_Given task:_
Pull out every line with the word "this".

_Data shown:_
- - - - -
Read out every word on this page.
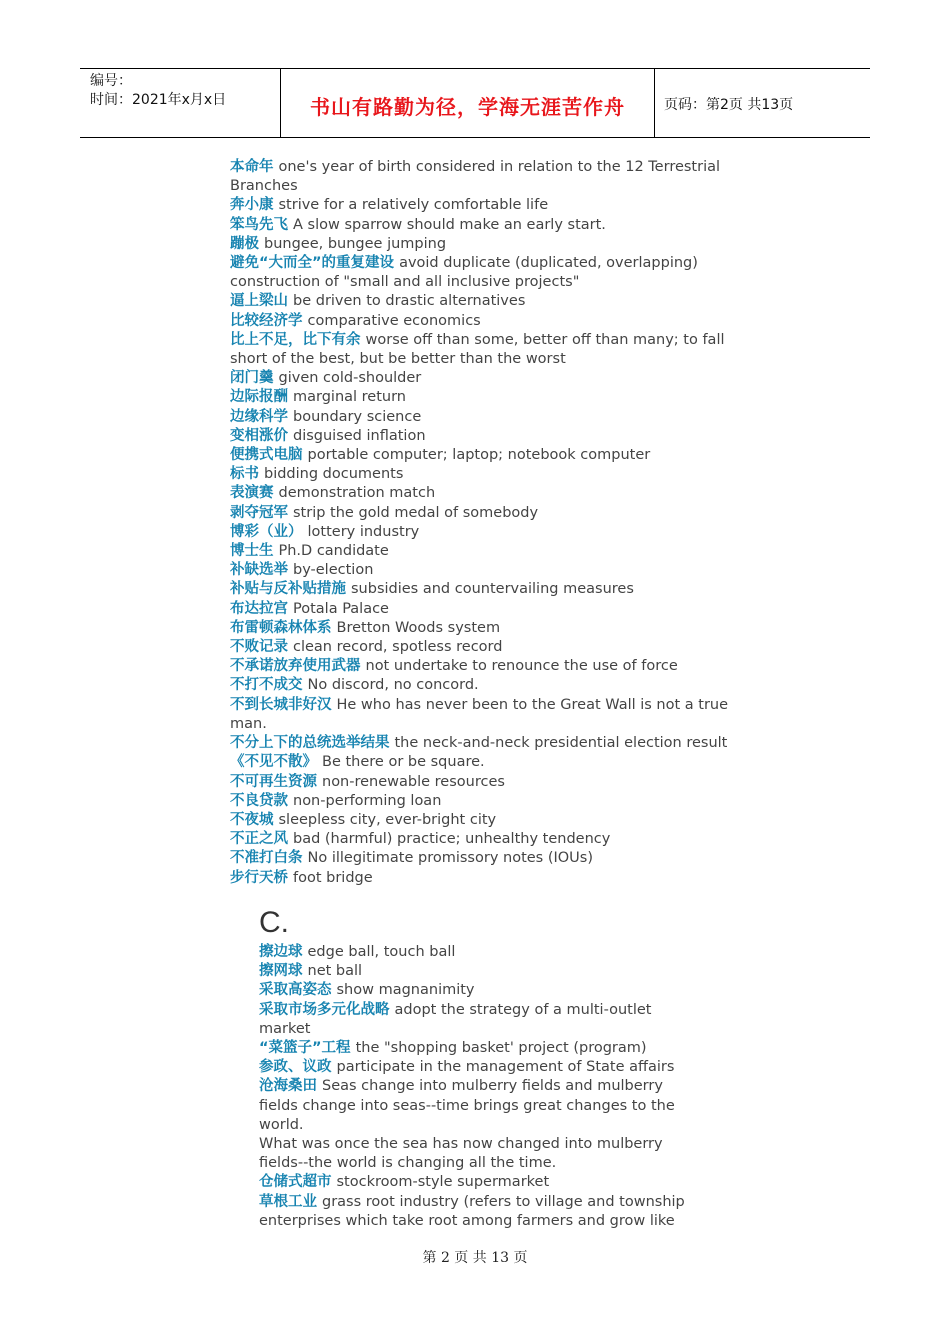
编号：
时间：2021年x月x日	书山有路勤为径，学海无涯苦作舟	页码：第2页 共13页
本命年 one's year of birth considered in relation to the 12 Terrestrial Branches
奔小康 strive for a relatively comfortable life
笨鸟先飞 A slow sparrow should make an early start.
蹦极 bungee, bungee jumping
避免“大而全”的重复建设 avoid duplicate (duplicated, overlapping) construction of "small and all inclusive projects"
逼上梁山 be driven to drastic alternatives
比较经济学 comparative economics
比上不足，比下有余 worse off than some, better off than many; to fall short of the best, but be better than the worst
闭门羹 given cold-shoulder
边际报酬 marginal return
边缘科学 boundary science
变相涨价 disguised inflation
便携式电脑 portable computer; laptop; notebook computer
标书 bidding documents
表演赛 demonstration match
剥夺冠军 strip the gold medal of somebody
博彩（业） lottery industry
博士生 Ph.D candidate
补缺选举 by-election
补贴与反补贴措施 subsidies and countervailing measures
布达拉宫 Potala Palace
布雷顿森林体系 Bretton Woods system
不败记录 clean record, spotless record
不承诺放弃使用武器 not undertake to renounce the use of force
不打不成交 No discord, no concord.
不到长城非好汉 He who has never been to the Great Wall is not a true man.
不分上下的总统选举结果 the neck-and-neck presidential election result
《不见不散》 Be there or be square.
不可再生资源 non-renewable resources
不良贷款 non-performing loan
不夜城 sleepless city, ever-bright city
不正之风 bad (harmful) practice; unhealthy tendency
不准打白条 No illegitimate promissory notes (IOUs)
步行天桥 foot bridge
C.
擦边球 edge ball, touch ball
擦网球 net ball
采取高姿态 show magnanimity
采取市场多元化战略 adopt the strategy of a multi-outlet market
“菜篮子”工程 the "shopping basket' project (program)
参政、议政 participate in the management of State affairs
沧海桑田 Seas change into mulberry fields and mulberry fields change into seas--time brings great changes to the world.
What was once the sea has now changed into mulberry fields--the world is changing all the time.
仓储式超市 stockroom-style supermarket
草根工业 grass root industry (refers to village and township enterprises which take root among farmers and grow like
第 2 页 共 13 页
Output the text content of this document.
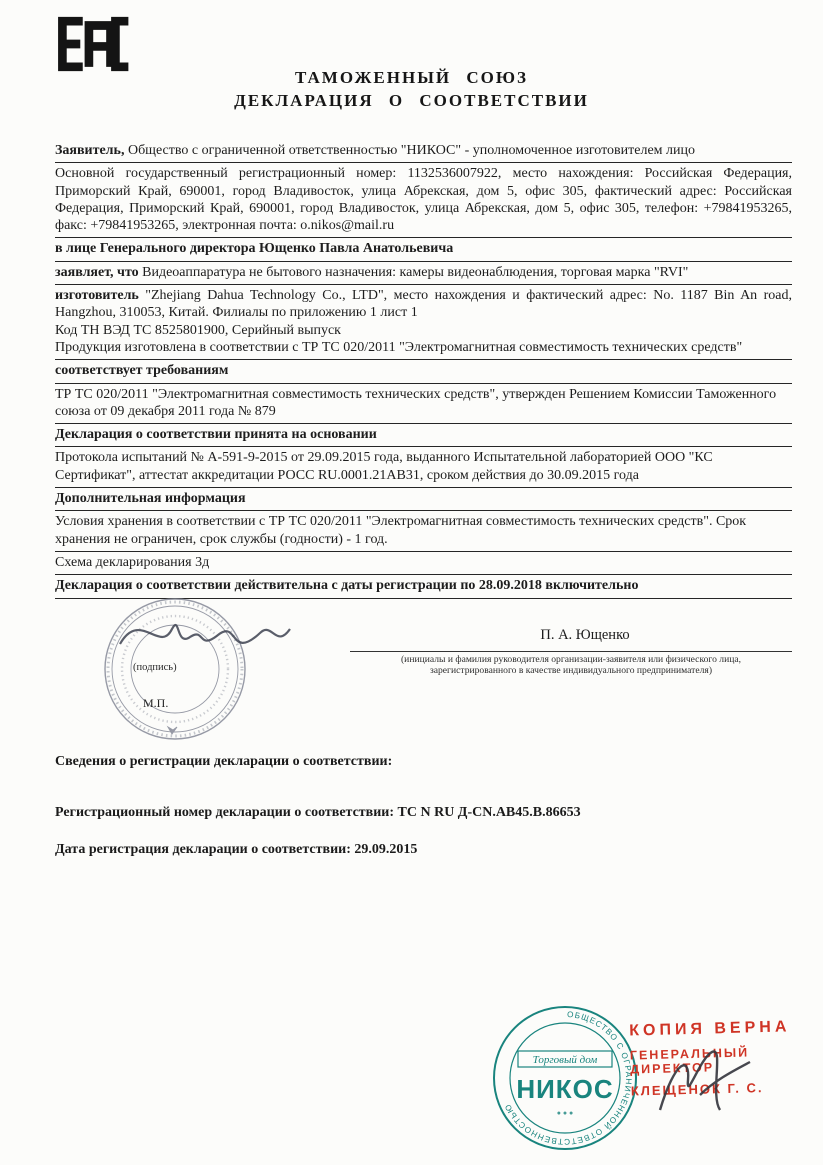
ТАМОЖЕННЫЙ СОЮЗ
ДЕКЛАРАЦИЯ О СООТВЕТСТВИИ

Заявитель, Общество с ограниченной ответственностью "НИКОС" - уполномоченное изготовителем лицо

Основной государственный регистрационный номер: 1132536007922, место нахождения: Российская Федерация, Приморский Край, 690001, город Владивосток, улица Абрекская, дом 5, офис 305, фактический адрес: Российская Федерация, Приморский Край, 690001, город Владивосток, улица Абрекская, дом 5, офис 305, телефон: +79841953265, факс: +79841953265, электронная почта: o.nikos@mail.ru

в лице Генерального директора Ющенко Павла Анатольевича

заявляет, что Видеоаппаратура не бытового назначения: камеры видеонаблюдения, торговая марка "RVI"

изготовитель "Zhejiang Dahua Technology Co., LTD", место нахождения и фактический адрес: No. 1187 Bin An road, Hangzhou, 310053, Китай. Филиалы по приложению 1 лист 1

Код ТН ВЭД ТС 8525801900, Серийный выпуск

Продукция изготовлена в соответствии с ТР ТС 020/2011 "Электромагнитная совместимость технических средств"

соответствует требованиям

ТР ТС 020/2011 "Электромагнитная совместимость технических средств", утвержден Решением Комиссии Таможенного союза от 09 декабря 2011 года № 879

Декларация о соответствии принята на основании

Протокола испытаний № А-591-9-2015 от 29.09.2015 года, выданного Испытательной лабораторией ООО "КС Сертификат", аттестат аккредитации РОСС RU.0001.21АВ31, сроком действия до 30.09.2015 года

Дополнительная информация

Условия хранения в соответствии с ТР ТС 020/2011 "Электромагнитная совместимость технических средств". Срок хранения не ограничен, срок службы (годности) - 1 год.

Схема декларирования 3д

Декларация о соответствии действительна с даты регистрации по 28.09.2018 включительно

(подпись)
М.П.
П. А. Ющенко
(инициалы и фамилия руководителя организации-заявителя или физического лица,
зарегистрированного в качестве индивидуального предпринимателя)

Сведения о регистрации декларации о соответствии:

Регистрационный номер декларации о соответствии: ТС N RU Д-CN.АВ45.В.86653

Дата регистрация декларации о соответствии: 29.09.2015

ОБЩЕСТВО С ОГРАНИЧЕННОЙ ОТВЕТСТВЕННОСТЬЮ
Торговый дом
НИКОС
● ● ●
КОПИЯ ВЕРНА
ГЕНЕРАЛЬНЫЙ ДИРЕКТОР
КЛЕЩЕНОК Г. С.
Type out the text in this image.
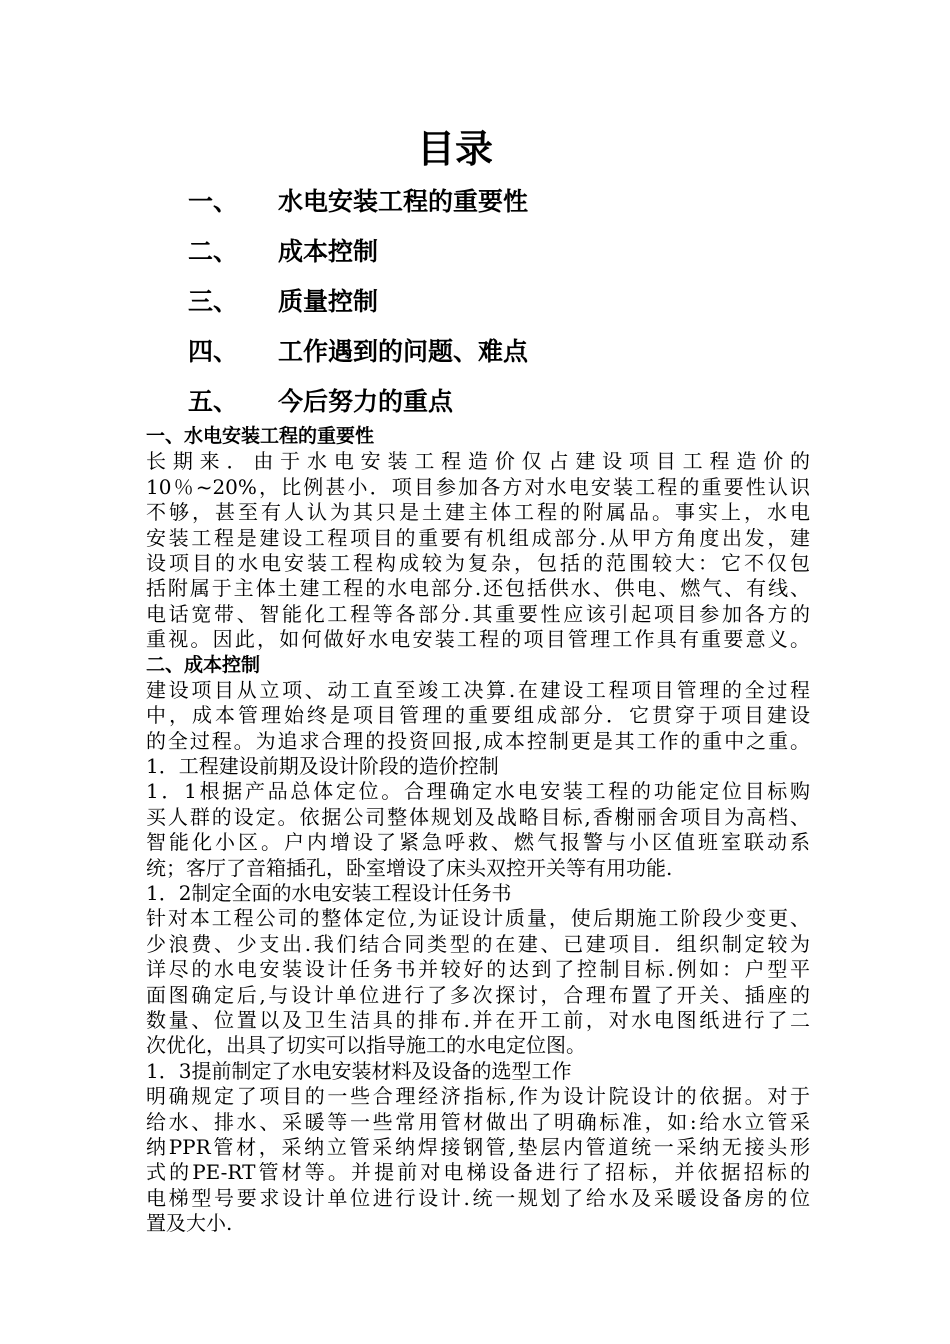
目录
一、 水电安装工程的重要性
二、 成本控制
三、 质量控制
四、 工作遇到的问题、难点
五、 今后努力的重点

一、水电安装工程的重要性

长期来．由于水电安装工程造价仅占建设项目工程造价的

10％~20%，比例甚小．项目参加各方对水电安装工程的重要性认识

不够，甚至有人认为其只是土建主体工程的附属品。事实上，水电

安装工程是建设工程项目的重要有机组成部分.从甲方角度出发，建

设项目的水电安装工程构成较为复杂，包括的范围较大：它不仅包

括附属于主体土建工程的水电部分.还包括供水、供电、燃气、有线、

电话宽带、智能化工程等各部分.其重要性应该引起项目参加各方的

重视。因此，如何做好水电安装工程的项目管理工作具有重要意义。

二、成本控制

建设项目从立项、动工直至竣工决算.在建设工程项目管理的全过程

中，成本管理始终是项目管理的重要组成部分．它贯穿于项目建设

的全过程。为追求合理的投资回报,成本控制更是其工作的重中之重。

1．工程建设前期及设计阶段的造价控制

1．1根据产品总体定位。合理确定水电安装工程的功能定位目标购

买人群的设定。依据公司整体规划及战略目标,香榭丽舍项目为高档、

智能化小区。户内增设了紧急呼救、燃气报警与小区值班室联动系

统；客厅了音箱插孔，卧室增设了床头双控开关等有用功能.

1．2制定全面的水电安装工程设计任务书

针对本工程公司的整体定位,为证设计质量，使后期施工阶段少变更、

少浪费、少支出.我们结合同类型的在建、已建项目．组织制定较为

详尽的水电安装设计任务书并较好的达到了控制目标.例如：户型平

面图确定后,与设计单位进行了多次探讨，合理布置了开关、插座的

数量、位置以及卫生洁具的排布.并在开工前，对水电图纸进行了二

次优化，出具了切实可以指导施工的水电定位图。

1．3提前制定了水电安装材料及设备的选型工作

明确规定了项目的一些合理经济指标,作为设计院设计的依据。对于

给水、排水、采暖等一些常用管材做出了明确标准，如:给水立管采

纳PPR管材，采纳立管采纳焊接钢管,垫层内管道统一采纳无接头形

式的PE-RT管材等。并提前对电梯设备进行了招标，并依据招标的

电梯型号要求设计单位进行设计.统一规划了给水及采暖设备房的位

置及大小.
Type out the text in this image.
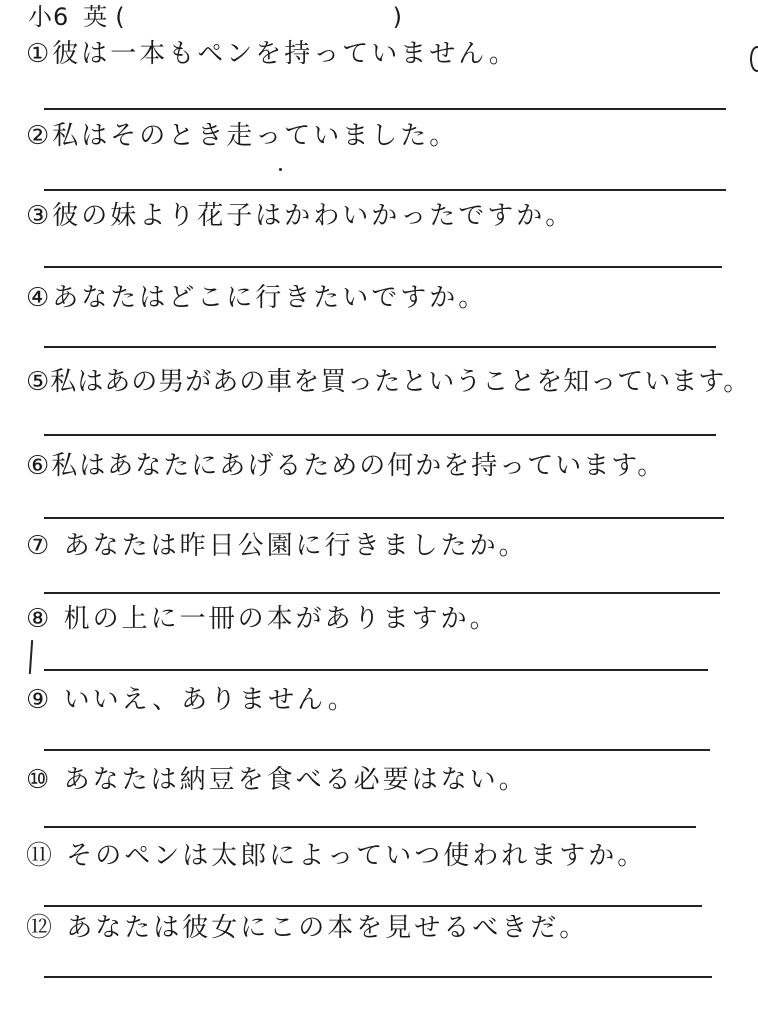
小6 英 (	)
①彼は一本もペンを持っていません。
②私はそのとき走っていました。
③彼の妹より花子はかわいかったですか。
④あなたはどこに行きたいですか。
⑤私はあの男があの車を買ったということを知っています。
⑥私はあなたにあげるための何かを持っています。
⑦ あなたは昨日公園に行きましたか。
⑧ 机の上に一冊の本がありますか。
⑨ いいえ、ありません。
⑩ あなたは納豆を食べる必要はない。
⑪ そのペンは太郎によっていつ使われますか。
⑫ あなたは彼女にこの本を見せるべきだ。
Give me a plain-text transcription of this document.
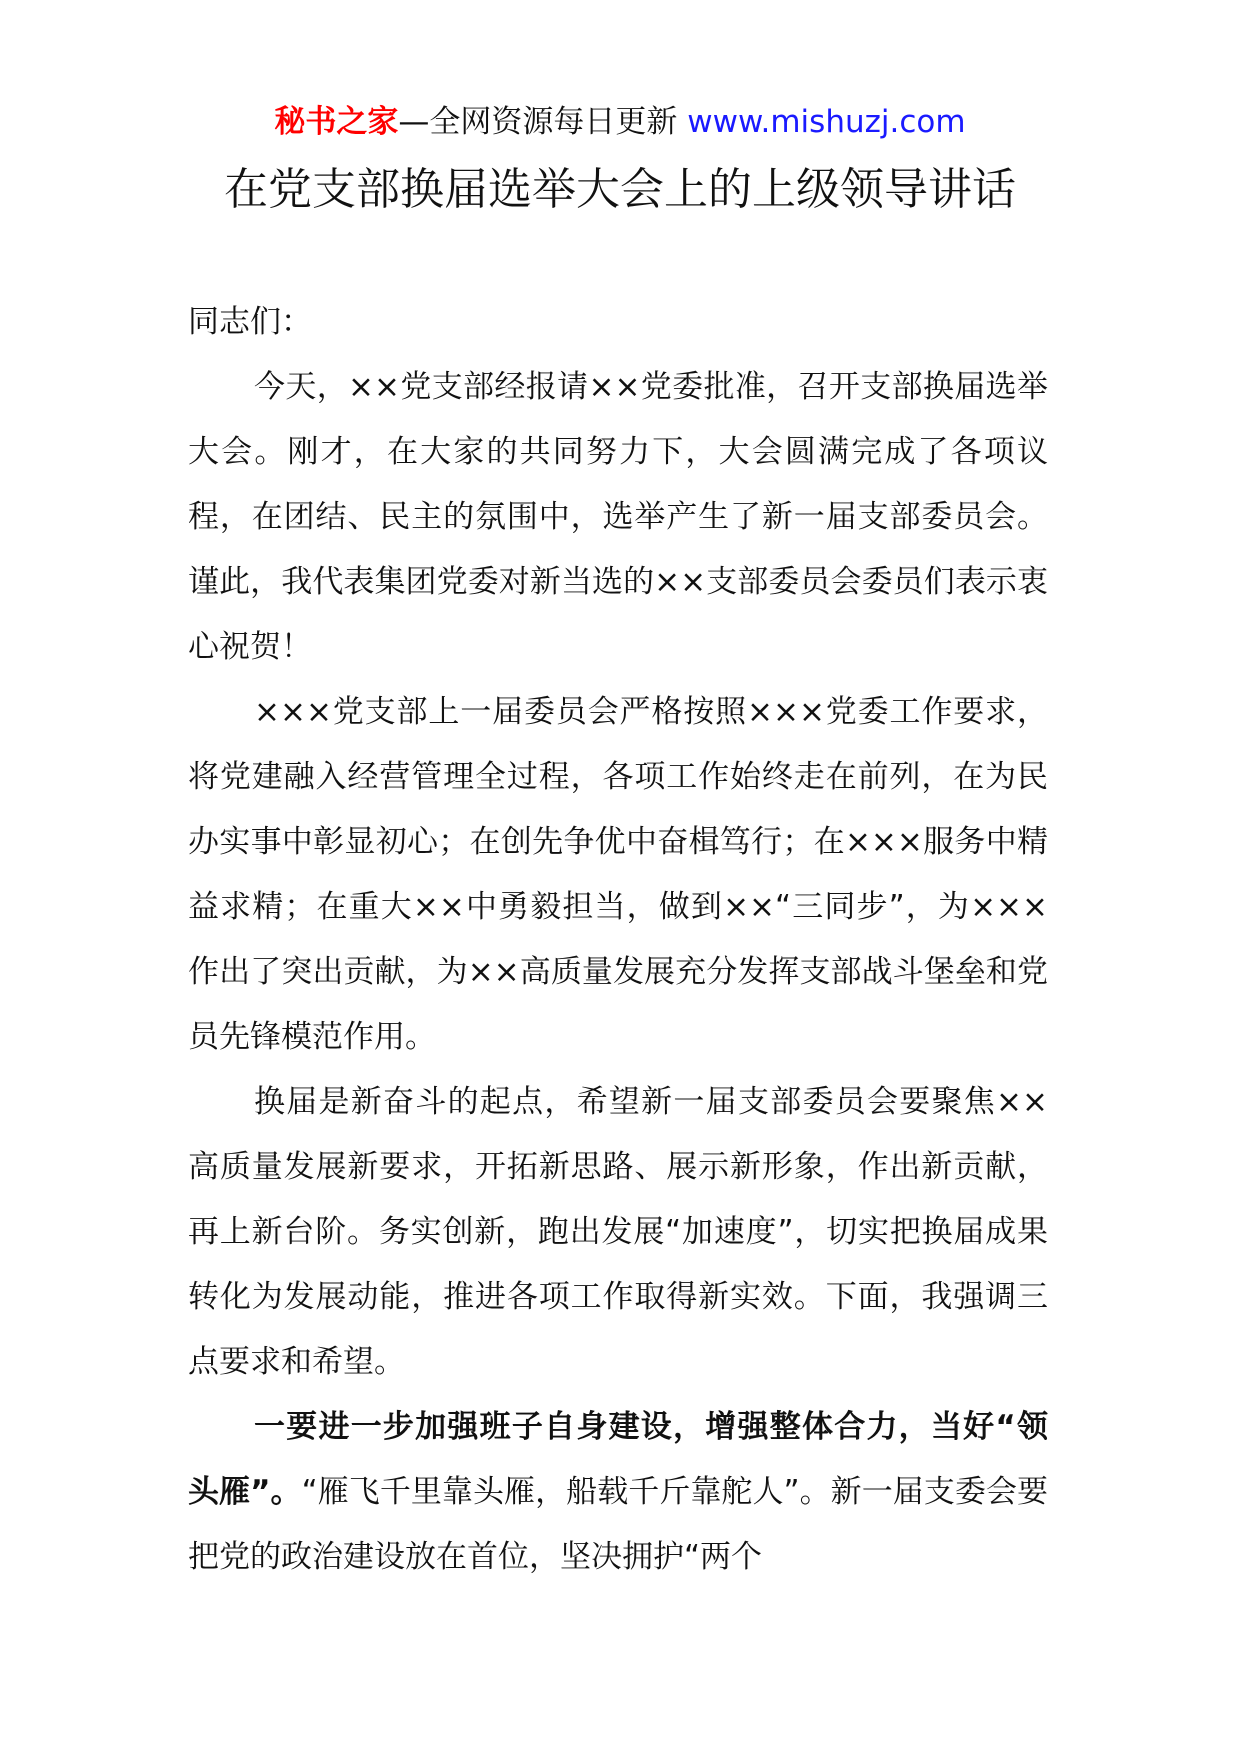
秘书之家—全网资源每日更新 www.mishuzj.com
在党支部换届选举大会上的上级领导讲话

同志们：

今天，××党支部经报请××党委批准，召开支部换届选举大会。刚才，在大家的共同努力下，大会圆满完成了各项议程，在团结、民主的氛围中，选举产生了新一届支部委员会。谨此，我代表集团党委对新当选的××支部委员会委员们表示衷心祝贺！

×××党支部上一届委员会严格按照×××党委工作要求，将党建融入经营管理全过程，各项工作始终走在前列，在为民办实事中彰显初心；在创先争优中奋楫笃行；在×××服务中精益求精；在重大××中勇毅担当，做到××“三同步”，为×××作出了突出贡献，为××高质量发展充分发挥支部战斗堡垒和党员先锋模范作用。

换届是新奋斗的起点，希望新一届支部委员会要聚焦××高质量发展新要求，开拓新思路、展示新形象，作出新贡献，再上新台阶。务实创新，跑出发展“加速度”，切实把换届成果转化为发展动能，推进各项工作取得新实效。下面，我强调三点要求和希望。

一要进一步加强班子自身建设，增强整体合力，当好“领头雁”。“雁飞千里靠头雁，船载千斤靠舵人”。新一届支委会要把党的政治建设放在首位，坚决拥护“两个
- - - - -
_Result:_
Read out every word on this page.
Output the text content of this document.
Type out the text in this image.
Type out the text in this image.
Give me a plain-text transcription of this document.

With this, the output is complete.